Task directions = Echo every line of the data below verbatim, omitting the pictures.

(Data listing)
::::::::::

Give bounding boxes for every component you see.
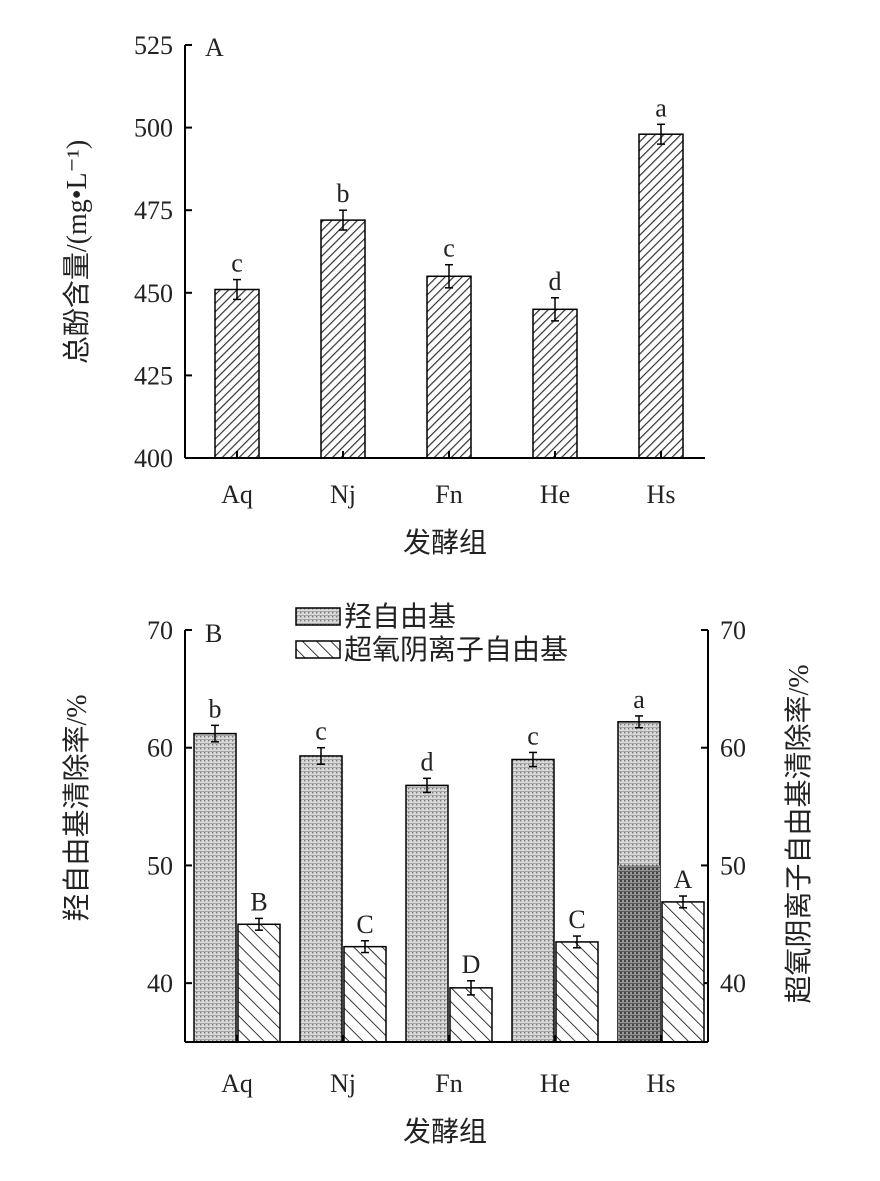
- panel-b-bar-overlap-shade: [618, 865, 660, 1042]
- panel-b-right-y-ticks: 40 50 60 70: [701, 616, 746, 998]
- panel-a-y-tick-label: 475: [134, 196, 173, 225]
- panel-b-significance-letter: b: [209, 694, 222, 723]
- panel-b-significance-letter: C: [568, 905, 585, 934]
- panel-b-left-y-axis-label: 羟自由基清除率/%: [61, 694, 93, 921]
- panel-a-bar: [214, 288, 260, 459]
- panel-a-y-ticks: 400 425 450 475 500 525: [134, 31, 192, 473]
- panel-b-bars: b Bc Cd Dc Ca A: [193, 685, 705, 1043]
- panel-a-y-tick-label: 450: [134, 279, 173, 308]
- panel-a-significance-letter: d: [549, 267, 562, 296]
- panel-a-x-tick-label: He: [540, 480, 570, 509]
- panel-a-significance-letter: c: [443, 234, 455, 263]
- panel-a-y-axis-label: 总酚含量/(mg•L⁻¹): [61, 140, 93, 364]
- panel-a-significance-letter: b: [337, 179, 350, 208]
- panel-b-bar-superoxide: [661, 901, 705, 1043]
- panel-b-bar-hydroxyl: [405, 784, 449, 1043]
- panel-b-bar-superoxide: [555, 941, 599, 1043]
- panel-b-x-tick-label: Nj: [330, 1069, 356, 1098]
- panel-b-right-y-axis-label: 超氧阴离子自由基清除率/%: [783, 664, 815, 1003]
- legend-swatch-hydroxyl: [295, 607, 341, 626]
- panel-b-left-y-ticks: 40 50 60 70: [147, 616, 192, 998]
- panel-b-significance-letter: c: [527, 721, 539, 750]
- panel-a-y-tick-label: 525: [134, 31, 173, 60]
- panel-b-right-y-tick-label: 40: [720, 969, 746, 998]
- panel-b-bar-superoxide: [237, 923, 281, 1043]
- panel-b-x-tick-label: Aq: [221, 1069, 253, 1098]
- panel-a-significance-letter: a: [655, 93, 667, 122]
- panel-b-significance-letter: D: [462, 950, 481, 979]
- legend-label-hydroxyl: 羟自由基: [344, 601, 456, 633]
- panel-a-y-tick-label: 425: [134, 361, 173, 390]
- panel-a-bar: [426, 275, 472, 459]
- panel-b-significance-letter: B: [250, 887, 267, 916]
- panel-a-x-tick-label: Nj: [330, 480, 356, 509]
- panel-b-label: B: [205, 619, 222, 648]
- panel-a-x-axis-label: 发酵组: [403, 527, 487, 559]
- panel-b-left-y-tick-label: 50: [147, 851, 173, 880]
- panel-b-x-tick-label: Fn: [435, 1069, 462, 1098]
- panel-b-bar-hydroxyl: [193, 732, 237, 1043]
- panel-b-right-y-tick-label: 70: [720, 616, 746, 645]
- panel-a-bar: [638, 133, 684, 459]
- panel-a-bar: [532, 308, 578, 459]
- panel-a-label: A: [205, 33, 224, 62]
- panel-b-x-tick-labels: Aq Nj Fn He Hs: [221, 1035, 675, 1098]
- panel-b-left-y-tick-label: 70: [147, 616, 173, 645]
- panel-b-significance-letter: d: [421, 747, 434, 776]
- panel-b-right-y-tick-label: 50: [720, 851, 746, 880]
- panel-b-x-tick-label: He: [540, 1069, 570, 1098]
- panel-b-left-y-tick-label: 60: [147, 734, 173, 763]
- panel-a-significance-letter: c: [231, 249, 243, 278]
- panel-b-legend: 羟自由基 超氧阴离子自由基: [295, 601, 568, 666]
- panel-a-x-tick-labels: Aq Nj Fn He Hs: [221, 451, 675, 509]
- panel-a-bars: c b c d a: [214, 93, 684, 459]
- panel-a-x-tick-label: Aq: [221, 480, 253, 509]
- panel-b-bar-superoxide: [343, 945, 387, 1043]
- panel-a-x-tick-label: Fn: [435, 480, 462, 509]
- panel-a-y-tick-label: 400: [134, 444, 173, 473]
- panel-b-significance-letter: c: [315, 717, 327, 746]
- panel-a-y-tick-label: 500: [134, 114, 173, 143]
- panel-b-significance-letter: A: [674, 865, 693, 894]
- panel-b-bar-hydroxyl: [511, 758, 555, 1043]
- panel-b-left-y-tick-label: 40: [147, 969, 173, 998]
- panel-a-bar: [320, 219, 366, 459]
- panel-a-x-tick-label: Hs: [647, 480, 676, 509]
- legend-swatch-superoxide: [295, 640, 341, 659]
- panel-b-bar-hydroxyl: [299, 755, 343, 1043]
- panel-b-right-y-tick-label: 60: [720, 734, 746, 763]
- panel-b-x-tick-label: Hs: [647, 1069, 676, 1098]
- legend-label-superoxide: 超氧阴离子自由基: [344, 634, 568, 666]
- panel-a: 400 425 450 475 500 525 c b c d a Aq Nj Fn He Hs A 总酚…: [61, 31, 705, 559]
- panel-b-significance-letter: a: [633, 685, 645, 714]
- panel-b-x-axis-label: 发酵组: [403, 1116, 487, 1148]
- panel-b-significance-letter: C: [356, 910, 373, 939]
- panel-b-bar-superoxide: [449, 987, 493, 1043]
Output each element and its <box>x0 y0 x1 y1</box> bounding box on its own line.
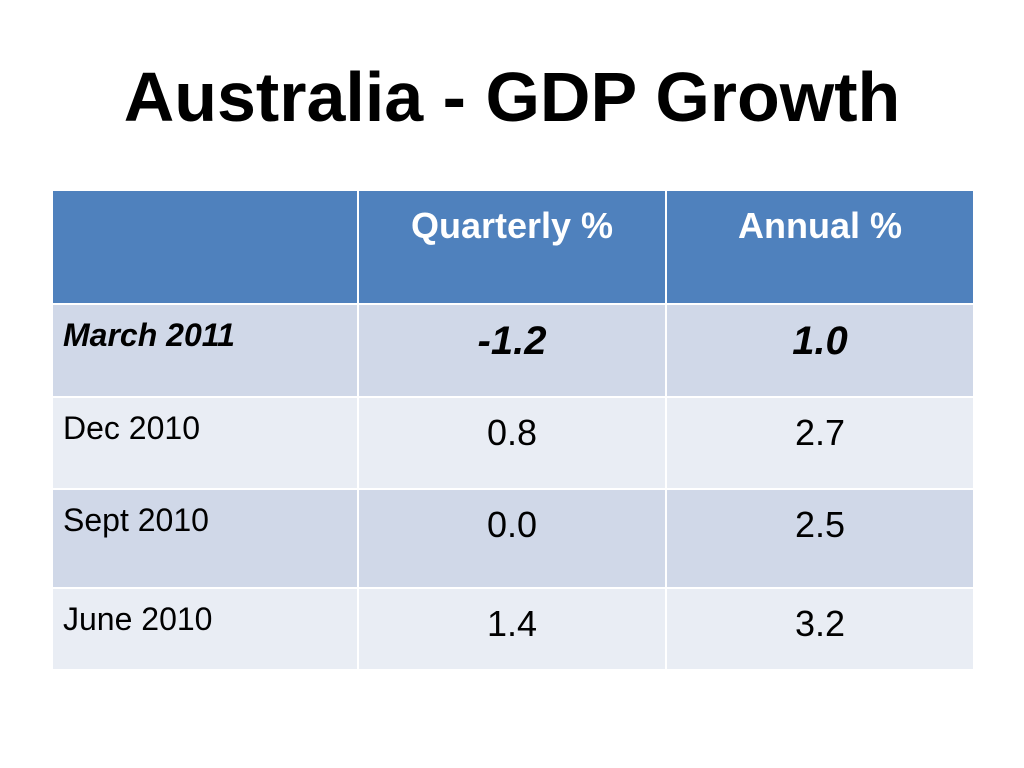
table-row: Dec 2010 0.8 2.7 <box>51 396 975 490</box>
header-annual: Annual % <box>665 189 975 305</box>
header-period <box>51 189 359 305</box>
row-annual-value: 3.2 <box>665 587 975 671</box>
header-quarterly: Quarterly % <box>357 189 667 305</box>
row-quarterly-value: -1.2 <box>357 303 667 398</box>
table-row: June 2010 1.4 3.2 <box>51 587 975 671</box>
row-annual-value: 2.7 <box>665 396 975 490</box>
row-period: Sept 2010 <box>51 488 359 589</box>
row-annual-value: 1.0 <box>665 303 975 398</box>
row-period: March 2011 <box>51 303 359 398</box>
row-period: Dec 2010 <box>51 396 359 490</box>
row-quarterly-value: 0.0 <box>357 488 667 589</box>
table-row: March 2011 -1.2 1.0 <box>51 303 975 398</box>
slide-title: Australia - GDP Growth <box>123 58 901 136</box>
row-quarterly-value: 1.4 <box>357 587 667 671</box>
table-row: Sept 2010 0.0 2.5 <box>51 488 975 589</box>
row-period: June 2010 <box>51 587 359 671</box>
row-annual-value: 2.5 <box>665 488 975 589</box>
row-quarterly-value: 0.8 <box>357 396 667 490</box>
table-header-row: Quarterly % Annual % <box>51 189 975 305</box>
gdp-growth-table: Quarterly % Annual % March 2011 -1.2 1.0… <box>51 189 975 671</box>
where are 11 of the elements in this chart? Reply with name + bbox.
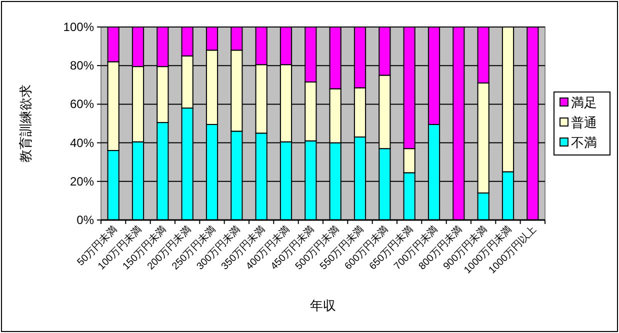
y-tick-label: 0% <box>76 213 94 227</box>
y-tick-label: 20% <box>70 174 94 188</box>
y-tick-label: 40% <box>70 136 94 150</box>
y-axis-title: 教育訓練欲求 <box>18 84 33 162</box>
legend-label: 普通 <box>571 115 597 130</box>
legend-label: 不満 <box>571 135 597 150</box>
y-tick-label: 60% <box>70 97 94 112</box>
x-axis-title: 年収 <box>310 298 336 313</box>
y-tick-label: 100% <box>63 20 94 34</box>
legend-label: 満足 <box>571 95 597 110</box>
y-tick-label: 80% <box>70 58 94 73</box>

::::::::::

Solution to the problem =
Give bounding boxes for every component you see.
- panel-b-bar-overlap-shade: [618, 865, 660, 1042]
- panel-b-right-y-ticks: 40 50 60 70: [701, 616, 746, 998]
- panel-a-y-tick-label: 475: [134, 196, 173, 225]
- panel-b-significance-letter: b: [209, 694, 222, 723]
- panel-b-significance-letter: C: [568, 905, 585, 934]
- panel-b-left-y-axis-label: 羟自由基清除率/%: [61, 694, 93, 921]
- panel-a-bar: [214, 288, 260, 459]
- panel-a-y-ticks: 400 425 450 475 500 525: [134, 31, 192, 473]
- panel-b-bars: b Bc Cd Dc Ca A: [193, 685, 705, 1043]
- panel-a-y-tick-label: 450: [134, 279, 173, 308]
- panel-a-significance-letter: d: [549, 267, 562, 296]
- panel-a-x-tick-label: He: [540, 480, 570, 509]
- panel-a-significance-letter: c: [443, 234, 455, 263]
- panel-a-y-axis-label: 总酚含量/(mg•L⁻¹): [61, 140, 93, 364]
- panel-a-significance-letter: b: [337, 179, 350, 208]
- panel-b-bar-superoxide: [661, 901, 705, 1043]
- panel-b-bar-hydroxyl: [405, 784, 449, 1043]
- panel-b-bar-superoxide: [555, 941, 599, 1043]
- panel-b-x-tick-label: Nj: [330, 1069, 356, 1098]
- panel-b-right-y-axis-label: 超氧阴离子自由基清除率/%: [783, 664, 815, 1003]
- legend-swatch-hydroxyl: [295, 607, 341, 626]
- panel-b-left-y-ticks: 40 50 60 70: [147, 616, 192, 998]
- panel-b-significance-letter: c: [527, 721, 539, 750]
- panel-a-y-tick-label: 525: [134, 31, 173, 60]
- panel-b-right-y-tick-label: 40: [720, 969, 746, 998]
- panel-b-bar-superoxide: [237, 923, 281, 1043]
- panel-b-x-tick-label: Aq: [221, 1069, 253, 1098]
- panel-a-significance-letter: a: [655, 93, 667, 122]
- panel-b-significance-letter: D: [462, 950, 481, 979]
- legend-label-hydroxyl: 羟自由基: [344, 601, 456, 633]
- panel-a-y-tick-label: 425: [134, 361, 173, 390]
- panel-a-bar: [426, 275, 472, 459]
- panel-b-significance-letter: B: [250, 887, 267, 916]
- panel-a-x-tick-label: Nj: [330, 480, 356, 509]
- panel-b-label: B: [205, 619, 222, 648]
- panel-a-x-axis-label: 发酵组: [403, 527, 487, 559]
- panel-b-left-y-tick-label: 50: [147, 851, 173, 880]
- panel-b-x-tick-label: Fn: [435, 1069, 462, 1098]
- panel-b-bar-hydroxyl: [193, 732, 237, 1043]
- panel-b-right-y-tick-label: 70: [720, 616, 746, 645]
- panel-a-bar: [638, 133, 684, 459]
- panel-a-bar: [532, 308, 578, 459]
- panel-a-label: A: [205, 33, 224, 62]
- panel-b-x-tick-labels: Aq Nj Fn He Hs: [221, 1035, 675, 1098]
- panel-b-left-y-tick-label: 70: [147, 616, 173, 645]
- panel-b-significance-letter: d: [421, 747, 434, 776]
- panel-b-right-y-tick-label: 50: [720, 851, 746, 880]
- panel-b-x-tick-label: He: [540, 1069, 570, 1098]
- panel-b-left-y-tick-label: 60: [147, 734, 173, 763]
- panel-a-significance-letter: c: [231, 249, 243, 278]
- panel-b-legend: 羟自由基 超氧阴离子自由基: [295, 601, 568, 666]
- panel-a-x-tick-labels: Aq Nj Fn He Hs: [221, 451, 675, 509]
- panel-a-bars: c b c d a: [214, 93, 684, 459]
- panel-a-x-tick-label: Aq: [221, 480, 253, 509]
- panel-b-bar-superoxide: [343, 945, 387, 1043]
- panel-a-x-tick-label: Fn: [435, 480, 462, 509]
- panel-a-y-tick-label: 400: [134, 444, 173, 473]
- panel-b-significance-letter: c: [315, 717, 327, 746]
- panel-a-y-tick-label: 500: [134, 114, 173, 143]
- panel-b-significance-letter: A: [674, 865, 693, 894]
- panel-b-bar-hydroxyl: [511, 758, 555, 1043]
- panel-b-left-y-tick-label: 40: [147, 969, 173, 998]
- panel-a-bar: [320, 219, 366, 459]
- panel-a-x-tick-label: Hs: [647, 480, 676, 509]
- legend-swatch-superoxide: [295, 640, 341, 659]
- panel-b-bar-hydroxyl: [299, 755, 343, 1043]
- panel-b-right-y-tick-label: 60: [720, 734, 746, 763]
- panel-b-x-tick-label: Hs: [647, 1069, 676, 1098]
- legend-label-superoxide: 超氧阴离子自由基: [344, 634, 568, 666]
- panel-a: 400 425 450 475 500 525 c b c d a Aq Nj Fn He Hs A 总酚…: [61, 31, 705, 559]
- panel-b-significance-letter: a: [633, 685, 645, 714]
- panel-b-x-axis-label: 发酵组: [403, 1116, 487, 1148]
- panel-b-significance-letter: C: [356, 910, 373, 939]
- panel-b-bar-superoxide: [449, 987, 493, 1043]
Output each element and its <box>x0 y0 x1 y1</box> bounding box on its own line.
table-row: Dec 2010 0.8 2.7 <box>51 396 975 490</box>
header-annual: Annual % <box>665 189 975 305</box>
header-period <box>51 189 359 305</box>
row-annual-value: 3.2 <box>665 587 975 671</box>
header-quarterly: Quarterly % <box>357 189 667 305</box>
row-quarterly-value: -1.2 <box>357 303 667 398</box>
table-row: June 2010 1.4 3.2 <box>51 587 975 671</box>
row-annual-value: 2.7 <box>665 396 975 490</box>
row-period: Sept 2010 <box>51 488 359 589</box>
row-annual-value: 1.0 <box>665 303 975 398</box>
row-period: March 2011 <box>51 303 359 398</box>
row-period: Dec 2010 <box>51 396 359 490</box>
row-quarterly-value: 0.0 <box>357 488 667 589</box>
table-row: March 2011 -1.2 1.0 <box>51 303 975 398</box>
slide-title: Australia - GDP Growth <box>123 58 901 136</box>
row-quarterly-value: 1.4 <box>357 587 667 671</box>
table-row: Sept 2010 0.0 2.5 <box>51 488 975 589</box>
row-period: June 2010 <box>51 587 359 671</box>
row-annual-value: 2.5 <box>665 488 975 589</box>
row-quarterly-value: 0.8 <box>357 396 667 490</box>
table-header-row: Quarterly % Annual % <box>51 189 975 305</box>
gdp-growth-table: Quarterly % Annual % March 2011 -1.2 1.0… <box>51 189 975 671</box>
where are 11 of the elements in this chart? Reply with name + bbox.
y-tick-label: 0% <box>76 213 94 227</box>
y-tick-label: 20% <box>70 174 94 188</box>
y-tick-label: 40% <box>70 136 94 150</box>
y-axis-title: 教育訓練欲求 <box>18 84 33 162</box>
legend-label: 普通 <box>571 115 597 130</box>
legend-label: 不満 <box>571 135 597 150</box>
y-tick-label: 60% <box>70 97 94 112</box>
x-axis-title: 年収 <box>310 298 336 313</box>
y-tick-label: 100% <box>63 20 94 34</box>
legend-label: 満足 <box>571 95 597 110</box>
y-tick-label: 80% <box>70 58 94 73</box>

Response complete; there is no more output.